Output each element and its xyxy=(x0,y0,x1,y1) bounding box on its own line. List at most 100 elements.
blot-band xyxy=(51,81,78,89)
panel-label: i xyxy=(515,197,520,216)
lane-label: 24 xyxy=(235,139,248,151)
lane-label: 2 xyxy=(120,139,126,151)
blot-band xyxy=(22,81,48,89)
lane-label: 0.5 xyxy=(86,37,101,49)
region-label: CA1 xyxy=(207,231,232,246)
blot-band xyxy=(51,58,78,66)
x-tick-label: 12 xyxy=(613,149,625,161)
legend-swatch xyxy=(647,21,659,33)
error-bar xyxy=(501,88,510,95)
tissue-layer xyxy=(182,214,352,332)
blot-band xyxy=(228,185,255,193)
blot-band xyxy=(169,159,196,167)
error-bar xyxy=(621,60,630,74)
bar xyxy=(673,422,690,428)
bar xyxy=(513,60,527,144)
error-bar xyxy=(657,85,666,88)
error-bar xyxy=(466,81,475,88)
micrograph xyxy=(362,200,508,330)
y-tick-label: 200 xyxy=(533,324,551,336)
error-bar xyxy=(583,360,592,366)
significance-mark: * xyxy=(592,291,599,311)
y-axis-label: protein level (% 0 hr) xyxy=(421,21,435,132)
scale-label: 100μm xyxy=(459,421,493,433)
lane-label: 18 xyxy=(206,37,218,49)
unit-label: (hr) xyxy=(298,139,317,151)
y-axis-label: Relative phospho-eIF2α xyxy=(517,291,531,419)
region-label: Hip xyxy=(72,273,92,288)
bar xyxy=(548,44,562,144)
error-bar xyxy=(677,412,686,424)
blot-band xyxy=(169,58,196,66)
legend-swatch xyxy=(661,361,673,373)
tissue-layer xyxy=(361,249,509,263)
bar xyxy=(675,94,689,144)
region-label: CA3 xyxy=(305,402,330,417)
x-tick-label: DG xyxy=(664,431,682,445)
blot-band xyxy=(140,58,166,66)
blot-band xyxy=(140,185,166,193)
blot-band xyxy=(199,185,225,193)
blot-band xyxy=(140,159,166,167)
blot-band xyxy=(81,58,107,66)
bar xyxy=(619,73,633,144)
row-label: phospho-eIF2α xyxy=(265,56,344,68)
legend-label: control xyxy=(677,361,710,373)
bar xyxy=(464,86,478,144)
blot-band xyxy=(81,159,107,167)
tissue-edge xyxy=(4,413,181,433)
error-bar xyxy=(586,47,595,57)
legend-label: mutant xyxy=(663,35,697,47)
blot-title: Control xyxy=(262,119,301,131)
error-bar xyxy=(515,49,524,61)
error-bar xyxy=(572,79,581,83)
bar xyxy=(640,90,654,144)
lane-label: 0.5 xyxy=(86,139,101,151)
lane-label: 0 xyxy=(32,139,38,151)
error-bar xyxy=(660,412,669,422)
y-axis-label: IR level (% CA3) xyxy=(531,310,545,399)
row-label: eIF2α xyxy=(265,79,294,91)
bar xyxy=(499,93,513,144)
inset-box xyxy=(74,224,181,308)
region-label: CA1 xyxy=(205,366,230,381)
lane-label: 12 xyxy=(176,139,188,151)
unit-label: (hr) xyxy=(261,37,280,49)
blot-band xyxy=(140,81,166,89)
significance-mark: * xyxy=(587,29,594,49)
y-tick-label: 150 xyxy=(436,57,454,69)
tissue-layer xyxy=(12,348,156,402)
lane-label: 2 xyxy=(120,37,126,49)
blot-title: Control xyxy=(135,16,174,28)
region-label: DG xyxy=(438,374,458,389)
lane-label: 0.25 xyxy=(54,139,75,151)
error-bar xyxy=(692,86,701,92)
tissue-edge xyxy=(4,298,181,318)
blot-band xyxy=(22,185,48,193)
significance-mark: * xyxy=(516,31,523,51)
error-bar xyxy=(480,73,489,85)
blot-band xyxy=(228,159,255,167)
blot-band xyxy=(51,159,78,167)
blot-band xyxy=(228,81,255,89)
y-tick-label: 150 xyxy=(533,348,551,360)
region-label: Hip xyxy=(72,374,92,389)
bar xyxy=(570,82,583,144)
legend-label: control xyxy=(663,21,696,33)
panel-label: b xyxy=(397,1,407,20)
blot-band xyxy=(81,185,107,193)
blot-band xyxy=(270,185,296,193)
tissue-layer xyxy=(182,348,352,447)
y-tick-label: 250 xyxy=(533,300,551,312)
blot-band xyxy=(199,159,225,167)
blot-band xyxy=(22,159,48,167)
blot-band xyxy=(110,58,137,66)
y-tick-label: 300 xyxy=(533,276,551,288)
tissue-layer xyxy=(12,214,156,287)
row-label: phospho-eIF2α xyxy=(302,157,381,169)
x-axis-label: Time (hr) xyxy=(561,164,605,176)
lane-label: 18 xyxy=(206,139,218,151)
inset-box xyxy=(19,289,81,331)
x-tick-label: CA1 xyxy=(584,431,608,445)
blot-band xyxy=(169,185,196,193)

TO DO: If a line in the material contains the word "swatch", copy that line.

SOLUTION FOR THIS TASK:
legend-swatch xyxy=(647,21,659,33)
legend-swatch xyxy=(661,361,673,373)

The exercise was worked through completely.